• _AIM OF THE EXERCISE_
Give the count of lines in the data that include "moins", with no other words.

Stored entries
....

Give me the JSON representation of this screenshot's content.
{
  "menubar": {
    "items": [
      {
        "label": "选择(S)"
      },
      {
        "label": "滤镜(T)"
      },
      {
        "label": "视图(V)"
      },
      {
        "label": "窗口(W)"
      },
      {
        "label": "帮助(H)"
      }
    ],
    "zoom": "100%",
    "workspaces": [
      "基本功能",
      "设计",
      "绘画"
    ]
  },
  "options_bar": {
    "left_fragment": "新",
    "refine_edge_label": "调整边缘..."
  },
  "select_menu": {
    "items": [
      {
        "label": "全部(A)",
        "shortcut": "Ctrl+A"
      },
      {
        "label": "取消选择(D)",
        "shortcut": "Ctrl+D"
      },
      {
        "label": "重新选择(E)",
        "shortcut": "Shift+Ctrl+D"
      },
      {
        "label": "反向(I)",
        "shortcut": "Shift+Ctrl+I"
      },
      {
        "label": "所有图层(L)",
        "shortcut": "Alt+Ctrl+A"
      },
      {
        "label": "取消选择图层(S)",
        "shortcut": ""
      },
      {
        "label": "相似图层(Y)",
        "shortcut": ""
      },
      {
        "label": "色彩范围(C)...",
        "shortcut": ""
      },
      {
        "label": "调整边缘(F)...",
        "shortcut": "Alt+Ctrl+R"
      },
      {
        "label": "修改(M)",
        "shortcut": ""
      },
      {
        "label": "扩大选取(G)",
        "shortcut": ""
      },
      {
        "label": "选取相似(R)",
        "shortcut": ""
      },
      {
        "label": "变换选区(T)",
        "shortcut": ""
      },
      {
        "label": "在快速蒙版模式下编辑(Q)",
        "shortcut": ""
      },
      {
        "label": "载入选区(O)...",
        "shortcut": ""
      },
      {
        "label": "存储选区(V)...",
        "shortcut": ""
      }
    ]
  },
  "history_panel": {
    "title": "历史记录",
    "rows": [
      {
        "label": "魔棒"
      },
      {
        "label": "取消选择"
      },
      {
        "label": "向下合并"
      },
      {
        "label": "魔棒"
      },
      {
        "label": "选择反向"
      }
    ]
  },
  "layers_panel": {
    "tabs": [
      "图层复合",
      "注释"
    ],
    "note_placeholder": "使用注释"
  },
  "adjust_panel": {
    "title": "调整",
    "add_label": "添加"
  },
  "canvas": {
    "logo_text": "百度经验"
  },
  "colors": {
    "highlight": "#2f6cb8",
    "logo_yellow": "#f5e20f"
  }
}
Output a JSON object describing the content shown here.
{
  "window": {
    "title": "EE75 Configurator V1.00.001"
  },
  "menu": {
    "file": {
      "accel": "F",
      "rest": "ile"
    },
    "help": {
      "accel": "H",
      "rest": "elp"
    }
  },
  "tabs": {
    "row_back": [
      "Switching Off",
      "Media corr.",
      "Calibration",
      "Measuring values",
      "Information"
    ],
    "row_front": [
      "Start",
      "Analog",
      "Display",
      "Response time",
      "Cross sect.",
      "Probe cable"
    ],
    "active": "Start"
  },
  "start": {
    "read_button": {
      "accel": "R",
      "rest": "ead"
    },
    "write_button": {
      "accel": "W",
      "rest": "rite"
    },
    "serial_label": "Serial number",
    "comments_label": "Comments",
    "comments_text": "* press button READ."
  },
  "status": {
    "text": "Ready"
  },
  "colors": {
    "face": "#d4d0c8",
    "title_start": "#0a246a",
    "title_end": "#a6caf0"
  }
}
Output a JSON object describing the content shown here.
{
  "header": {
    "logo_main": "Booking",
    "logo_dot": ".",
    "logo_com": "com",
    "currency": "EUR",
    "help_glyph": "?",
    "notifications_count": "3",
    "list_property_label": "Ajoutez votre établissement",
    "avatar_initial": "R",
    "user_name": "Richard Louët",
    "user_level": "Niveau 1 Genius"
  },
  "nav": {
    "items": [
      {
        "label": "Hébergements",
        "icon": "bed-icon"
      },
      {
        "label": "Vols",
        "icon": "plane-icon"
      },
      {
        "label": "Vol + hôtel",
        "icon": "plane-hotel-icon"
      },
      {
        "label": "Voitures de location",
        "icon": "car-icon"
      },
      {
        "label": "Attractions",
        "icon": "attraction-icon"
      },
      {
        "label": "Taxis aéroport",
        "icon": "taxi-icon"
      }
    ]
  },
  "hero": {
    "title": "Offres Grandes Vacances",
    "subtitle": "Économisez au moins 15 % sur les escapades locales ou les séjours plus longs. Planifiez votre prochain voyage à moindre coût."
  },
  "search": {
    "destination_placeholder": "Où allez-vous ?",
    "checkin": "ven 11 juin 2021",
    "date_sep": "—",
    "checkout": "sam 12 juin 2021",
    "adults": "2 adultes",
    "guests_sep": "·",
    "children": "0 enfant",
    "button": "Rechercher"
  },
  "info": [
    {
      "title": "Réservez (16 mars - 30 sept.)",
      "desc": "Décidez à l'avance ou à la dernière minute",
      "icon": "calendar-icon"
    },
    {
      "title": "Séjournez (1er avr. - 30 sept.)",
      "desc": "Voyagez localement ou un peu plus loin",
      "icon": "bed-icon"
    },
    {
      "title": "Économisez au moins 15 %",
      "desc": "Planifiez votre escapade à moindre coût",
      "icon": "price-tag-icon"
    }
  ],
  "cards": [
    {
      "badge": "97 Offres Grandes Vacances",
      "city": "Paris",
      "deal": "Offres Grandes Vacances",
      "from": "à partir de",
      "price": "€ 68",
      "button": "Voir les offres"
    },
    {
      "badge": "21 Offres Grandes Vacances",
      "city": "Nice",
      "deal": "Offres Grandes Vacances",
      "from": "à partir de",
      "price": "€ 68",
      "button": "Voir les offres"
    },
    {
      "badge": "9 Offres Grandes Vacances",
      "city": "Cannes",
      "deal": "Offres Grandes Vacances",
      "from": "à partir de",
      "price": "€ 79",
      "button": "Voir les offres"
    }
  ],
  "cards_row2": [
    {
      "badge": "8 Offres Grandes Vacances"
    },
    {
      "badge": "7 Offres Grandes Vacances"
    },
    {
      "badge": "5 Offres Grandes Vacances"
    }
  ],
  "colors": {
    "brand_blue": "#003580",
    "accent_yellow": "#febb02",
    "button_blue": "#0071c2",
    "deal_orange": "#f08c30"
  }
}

....

• _EXERCISE ANSWER_
2